**Texte extrait:**

============================================================

Dans la chaleur moite d’Essassa, au cœur du 3ème arrondissement de Ntoum, l’air vibrait d’une énergie particulière ce jour-là. Sous les applaudissements nourris et les chants rythmés de ses partisans, Emmanuel Mvé Mba, candidat du Mouvement Citoyen des Volontaires de Liberté-Parti Social Unifié (MCVL-PSU), a officiellement lancé sa campagne pour les législatives du 27 septembre. Une mobilisation qui ressemblait davantage à un rassemblement populaire qu’à un meeting politique traditionnel.

Ce qui frappe d’emblée dans le discours des soutiens de Mvé Mba, c’est cette image d’authenticité qu’ils renvoient de leur candidat. Clément Omba, notable respecté de la région, n’a pas mâché ses mots : « Ce monsieur n’est pas pour les riches, il est pour les pauvres. Il a toujours refusé les postes parce qu’il veut défendre les faibles. » Cette déclaration, accueillie par une clameur dans l’assistance, résume à elle seule l’enjeu de cette candidature : incarner une alternative crédible aux pratiques politiques habituelles.
Le directeur de campagne, Parfait Ndong, a renchéri en soulignant l’indépendance de son poulain : « Mvé Mba est président de son parti politique, personne ne peut le censurer. Lui, il dira non quand c’est non, oui quand c’est oui. » Une référence à peine voilée aux contraintes de discipline partisane qui caractérisent souvent la vie politique gabonaise.

Au-delà des effets de manche, la campagne de Mvé Mba se distingue par des propositions sociales précises. La revalorisation de l’allocation familiale et l’instauration d’une allocation chômage pour les jeunes diplômés sans emploi figurent au cœur de son programme. « Tant que l’État ne te trouve pas du travail, tu dois bénéficier de ton allocation chômage », a promis Ndong, déclenchant de nouveaux applaudissements.

============================================================

**Travail à faire:**
1. D'après le texte extrait, à quelle date se tiennent les législatives pour lesquelles Emmanuel Mvé Mba fait campagne ?
2. Relevez toutes les personnes nommées dans le texte extrait, avec la fonction ou la qualité que le texte attribue à chacune.
Les entrées qui suivent proviennent d'une source distincte de ce texte.

**Informations extraites:**
============================================================

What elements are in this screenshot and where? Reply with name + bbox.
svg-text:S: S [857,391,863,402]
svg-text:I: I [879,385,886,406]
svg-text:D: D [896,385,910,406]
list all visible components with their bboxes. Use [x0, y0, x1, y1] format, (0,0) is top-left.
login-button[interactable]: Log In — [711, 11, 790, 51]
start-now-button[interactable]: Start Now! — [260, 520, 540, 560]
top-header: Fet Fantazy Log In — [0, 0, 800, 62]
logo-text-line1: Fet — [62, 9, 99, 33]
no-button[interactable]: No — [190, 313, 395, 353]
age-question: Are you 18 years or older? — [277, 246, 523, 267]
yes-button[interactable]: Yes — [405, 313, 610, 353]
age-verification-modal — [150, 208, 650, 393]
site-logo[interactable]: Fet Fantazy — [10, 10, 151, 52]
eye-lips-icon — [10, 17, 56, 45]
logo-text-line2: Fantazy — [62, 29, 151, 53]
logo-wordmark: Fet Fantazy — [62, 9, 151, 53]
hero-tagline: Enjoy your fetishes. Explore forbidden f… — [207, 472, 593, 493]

============================================================

**Réponses par consigne:**
1. Le 27 septembre.

2.
- Emmanuel Mvé Mba : candidat du Mouvement Citoyen des Volontaires de Liberté-Parti Social Unifié (MCVL-PSU) et président de son parti politique
- Clément Omba : notable respecté de la région
- Parfait Ndong : directeur de campagne